Task to carry out >> Each entry below is to be extracted exactly.
──────── Task data ────────
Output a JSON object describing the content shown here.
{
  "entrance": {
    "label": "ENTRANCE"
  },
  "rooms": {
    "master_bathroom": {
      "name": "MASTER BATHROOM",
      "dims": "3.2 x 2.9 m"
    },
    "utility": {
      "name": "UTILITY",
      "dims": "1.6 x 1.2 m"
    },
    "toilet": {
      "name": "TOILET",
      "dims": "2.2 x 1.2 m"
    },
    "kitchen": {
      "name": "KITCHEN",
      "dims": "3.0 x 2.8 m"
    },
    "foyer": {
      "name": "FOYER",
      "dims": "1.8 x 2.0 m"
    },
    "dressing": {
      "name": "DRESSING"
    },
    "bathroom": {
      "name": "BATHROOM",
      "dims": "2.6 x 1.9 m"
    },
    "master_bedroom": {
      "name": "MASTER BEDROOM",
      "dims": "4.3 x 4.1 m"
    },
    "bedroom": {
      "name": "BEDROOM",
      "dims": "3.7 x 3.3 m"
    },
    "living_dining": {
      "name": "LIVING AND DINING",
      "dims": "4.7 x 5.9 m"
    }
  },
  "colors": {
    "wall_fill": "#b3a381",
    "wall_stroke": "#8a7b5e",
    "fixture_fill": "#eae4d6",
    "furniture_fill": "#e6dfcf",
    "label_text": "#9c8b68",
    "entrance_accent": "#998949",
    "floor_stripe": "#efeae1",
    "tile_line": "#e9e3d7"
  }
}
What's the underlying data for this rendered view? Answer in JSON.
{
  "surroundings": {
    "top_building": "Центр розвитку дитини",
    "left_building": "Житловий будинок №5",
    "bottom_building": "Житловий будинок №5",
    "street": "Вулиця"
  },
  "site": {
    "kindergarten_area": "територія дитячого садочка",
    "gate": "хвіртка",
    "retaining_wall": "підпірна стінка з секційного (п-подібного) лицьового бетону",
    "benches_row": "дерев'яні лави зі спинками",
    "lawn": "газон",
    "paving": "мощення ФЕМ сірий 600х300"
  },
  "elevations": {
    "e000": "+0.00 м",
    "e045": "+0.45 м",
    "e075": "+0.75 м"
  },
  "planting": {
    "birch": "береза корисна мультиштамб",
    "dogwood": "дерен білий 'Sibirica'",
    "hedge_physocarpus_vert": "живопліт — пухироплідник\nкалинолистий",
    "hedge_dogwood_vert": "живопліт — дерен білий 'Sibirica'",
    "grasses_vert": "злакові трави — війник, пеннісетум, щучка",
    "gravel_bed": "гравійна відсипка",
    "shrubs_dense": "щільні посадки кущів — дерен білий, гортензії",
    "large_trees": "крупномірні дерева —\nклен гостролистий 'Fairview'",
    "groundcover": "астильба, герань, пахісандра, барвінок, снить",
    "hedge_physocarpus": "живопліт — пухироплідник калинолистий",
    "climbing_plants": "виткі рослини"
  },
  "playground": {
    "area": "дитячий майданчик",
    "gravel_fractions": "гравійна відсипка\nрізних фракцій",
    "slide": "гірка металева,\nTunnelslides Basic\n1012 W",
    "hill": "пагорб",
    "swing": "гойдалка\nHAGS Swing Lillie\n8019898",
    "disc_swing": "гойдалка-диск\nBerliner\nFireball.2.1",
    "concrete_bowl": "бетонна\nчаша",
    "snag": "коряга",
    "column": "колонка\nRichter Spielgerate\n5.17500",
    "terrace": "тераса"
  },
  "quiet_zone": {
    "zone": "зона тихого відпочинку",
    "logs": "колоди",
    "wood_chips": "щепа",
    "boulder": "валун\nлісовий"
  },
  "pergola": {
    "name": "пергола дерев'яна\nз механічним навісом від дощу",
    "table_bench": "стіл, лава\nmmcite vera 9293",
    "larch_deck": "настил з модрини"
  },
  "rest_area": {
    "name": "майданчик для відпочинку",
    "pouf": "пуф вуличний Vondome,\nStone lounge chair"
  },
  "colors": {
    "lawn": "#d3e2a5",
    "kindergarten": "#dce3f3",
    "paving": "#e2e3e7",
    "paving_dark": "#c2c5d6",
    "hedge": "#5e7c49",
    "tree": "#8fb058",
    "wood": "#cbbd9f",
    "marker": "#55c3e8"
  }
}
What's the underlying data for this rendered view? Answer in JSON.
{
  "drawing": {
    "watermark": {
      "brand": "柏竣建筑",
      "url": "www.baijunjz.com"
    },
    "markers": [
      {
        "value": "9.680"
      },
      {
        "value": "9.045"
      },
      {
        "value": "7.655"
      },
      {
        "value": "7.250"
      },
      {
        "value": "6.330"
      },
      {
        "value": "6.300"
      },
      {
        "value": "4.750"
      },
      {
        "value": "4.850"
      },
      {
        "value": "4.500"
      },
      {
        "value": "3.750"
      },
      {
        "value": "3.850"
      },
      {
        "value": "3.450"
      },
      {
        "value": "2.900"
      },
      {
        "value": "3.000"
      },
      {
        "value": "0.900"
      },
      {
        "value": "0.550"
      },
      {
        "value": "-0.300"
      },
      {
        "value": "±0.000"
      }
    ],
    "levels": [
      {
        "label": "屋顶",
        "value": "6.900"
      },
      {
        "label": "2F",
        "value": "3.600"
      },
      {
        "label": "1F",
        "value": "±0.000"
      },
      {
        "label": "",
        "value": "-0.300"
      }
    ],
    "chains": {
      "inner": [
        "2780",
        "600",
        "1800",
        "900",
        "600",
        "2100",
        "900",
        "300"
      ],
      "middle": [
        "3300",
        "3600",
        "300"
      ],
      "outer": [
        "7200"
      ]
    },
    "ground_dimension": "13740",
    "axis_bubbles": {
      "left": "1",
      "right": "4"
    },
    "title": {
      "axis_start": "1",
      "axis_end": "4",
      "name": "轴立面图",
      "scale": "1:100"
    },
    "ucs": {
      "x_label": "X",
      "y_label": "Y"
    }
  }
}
────────
Result >>
Output a JSON object describing the content shown here.
{
  "entrance": {
    "label": "ENTRANCE"
  },
  "rooms": {
    "master_bathroom": {
      "name": "MASTER BATHROOM",
      "dims": "3.2 x 2.9 m"
    },
    "utility": {
      "name": "UTILITY",
      "dims": "1.6 x 1.2 m"
    },
    "toilet": {
      "name": "TOILET",
      "dims": "2.2 x 1.2 m"
    },
    "kitchen": {
      "name": "KITCHEN",
      "dims": "3.0 x 2.8 m"
    },
    "foyer": {
      "name": "FOYER",
      "dims": "1.8 x 2.0 m"
    },
    "dressing": {
      "name": "DRESSING"
    },
    "bathroom": {
      "name": "BATHROOM",
      "dims": "2.6 x 1.9 m"
    },
    "master_bedroom": {
      "name": "MASTER BEDROOM",
      "dims": "4.3 x 4.1 m"
    },
    "bedroom": {
      "name": "BEDROOM",
      "dims": "3.7 x 3.3 m"
    },
    "living_dining": {
      "name": "LIVING AND DINING",
      "dims": "4.7 x 5.9 m"
    }
  },
  "colors": {
    "wall_fill": "#b3a381",
    "wall_stroke": "#8a7b5e",
    "fixture_fill": "#eae4d6",
    "furniture_fill": "#e6dfcf",
    "label_text": "#9c8b68",
    "entrance_accent": "#998949",
    "floor_stripe": "#efeae1",
    "tile_line": "#e9e3d7"
  }
}
What's the underlying data for this rendered view? Answer in JSON.
{
  "surroundings": {
    "top_building": "Центр розвитку дитини",
    "left_building": "Житловий будинок №5",
    "bottom_building": "Житловий будинок №5",
    "street": "Вулиця"
  },
  "site": {
    "kindergarten_area": "територія дитячого садочка",
    "gate": "хвіртка",
    "retaining_wall": "підпірна стінка з секційного (п-подібного) лицьового бетону",
    "benches_row": "дерев'яні лави зі спинками",
    "lawn": "газон",
    "paving": "мощення ФЕМ сірий 600х300"
  },
  "elevations": {
    "e000": "+0.00 м",
    "e045": "+0.45 м",
    "e075": "+0.75 м"
  },
  "planting": {
    "birch": "береза корисна мультиштамб",
    "dogwood": "дерен білий 'Sibirica'",
    "hedge_physocarpus_vert": "живопліт — пухироплідник\nкалинолистий",
    "hedge_dogwood_vert": "живопліт — дерен білий 'Sibirica'",
    "grasses_vert": "злакові трави — війник, пеннісетум, щучка",
    "gravel_bed": "гравійна відсипка",
    "shrubs_dense": "щільні посадки кущів — дерен білий, гортензії",
    "large_trees": "крупномірні дерева —\nклен гостролистий 'Fairview'",
    "groundcover": "астильба, герань, пахісандра, барвінок, снить",
    "hedge_physocarpus": "живопліт — пухироплідник калинолистий",
    "climbing_plants": "виткі рослини"
  },
  "playground": {
    "area": "дитячий майданчик",
    "gravel_fractions": "гравійна відсипка\nрізних фракцій",
    "slide": "гірка металева,\nTunnelslides Basic\n1012 W",
    "hill": "пагорб",
    "swing": "гойдалка\nHAGS Swing Lillie\n8019898",
    "disc_swing": "гойдалка-диск\nBerliner\nFireball.2.1",
    "concrete_bowl": "бетонна\nчаша",
    "snag": "коряга",
    "column": "колонка\nRichter Spielgerate\n5.17500",
    "terrace": "тераса"
  },
  "quiet_zone": {
    "zone": "зона тихого відпочинку",
    "logs": "колоди",
    "wood_chips": "щепа",
    "boulder": "валун\nлісовий"
  },
  "pergola": {
    "name": "пергола дерев'яна\nз механічним навісом від дощу",
    "table_bench": "стіл, лава\nmmcite vera 9293",
    "larch_deck": "настил з модрини"
  },
  "rest_area": {
    "name": "майданчик для відпочинку",
    "pouf": "пуф вуличний Vondome,\nStone lounge chair"
  },
  "colors": {
    "lawn": "#d3e2a5",
    "kindergarten": "#dce3f3",
    "paving": "#e2e3e7",
    "paving_dark": "#c2c5d6",
    "hedge": "#5e7c49",
    "tree": "#8fb058",
    "wood": "#cbbd9f",
    "marker": "#55c3e8"
  }
}
What's the underlying data for this rendered view? Answer in JSON.
{
  "drawing": {
    "watermark": {
      "brand": "柏竣建筑",
      "url": "www.baijunjz.com"
    },
    "markers": [
      {
        "value": "9.680"
      },
      {
        "value": "9.045"
      },
      {
        "value": "7.655"
      },
      {
        "value": "7.250"
      },
      {
        "value": "6.330"
      },
      {
        "value": "6.300"
      },
      {
        "value": "4.750"
      },
      {
        "value": "4.850"
      },
      {
        "value": "4.500"
      },
      {
        "value": "3.750"
      },
      {
        "value": "3.850"
      },
      {
        "value": "3.450"
      },
      {
        "value": "2.900"
      },
      {
        "value": "3.000"
      },
      {
        "value": "0.900"
      },
      {
        "value": "0.550"
      },
      {
        "value": "-0.300"
      },
      {
        "value": "±0.000"
      }
    ],
    "levels": [
      {
        "label": "屋顶",
        "value": "6.900"
      },
      {
        "label": "2F",
        "value": "3.600"
      },
      {
        "label": "1F",
        "value": "±0.000"
      },
      {
        "label": "",
        "value": "-0.300"
      }
    ],
    "chains": {
      "inner": [
        "2780",
        "600",
        "1800",
        "900",
        "600",
        "2100",
        "900",
        "300"
      ],
      "middle": [
        "3300",
        "3600",
        "300"
      ],
      "outer": [
        "7200"
      ]
    },
    "ground_dimension": "13740",
    "axis_bubbles": {
      "left": "1",
      "right": "4"
    },
    "title": {
      "axis_start": "1",
      "axis_end": "4",
      "name": "轴立面图",
      "scale": "1:100"
    },
    "ucs": {
      "x_label": "X",
      "y_label": "Y"
    }
  }
}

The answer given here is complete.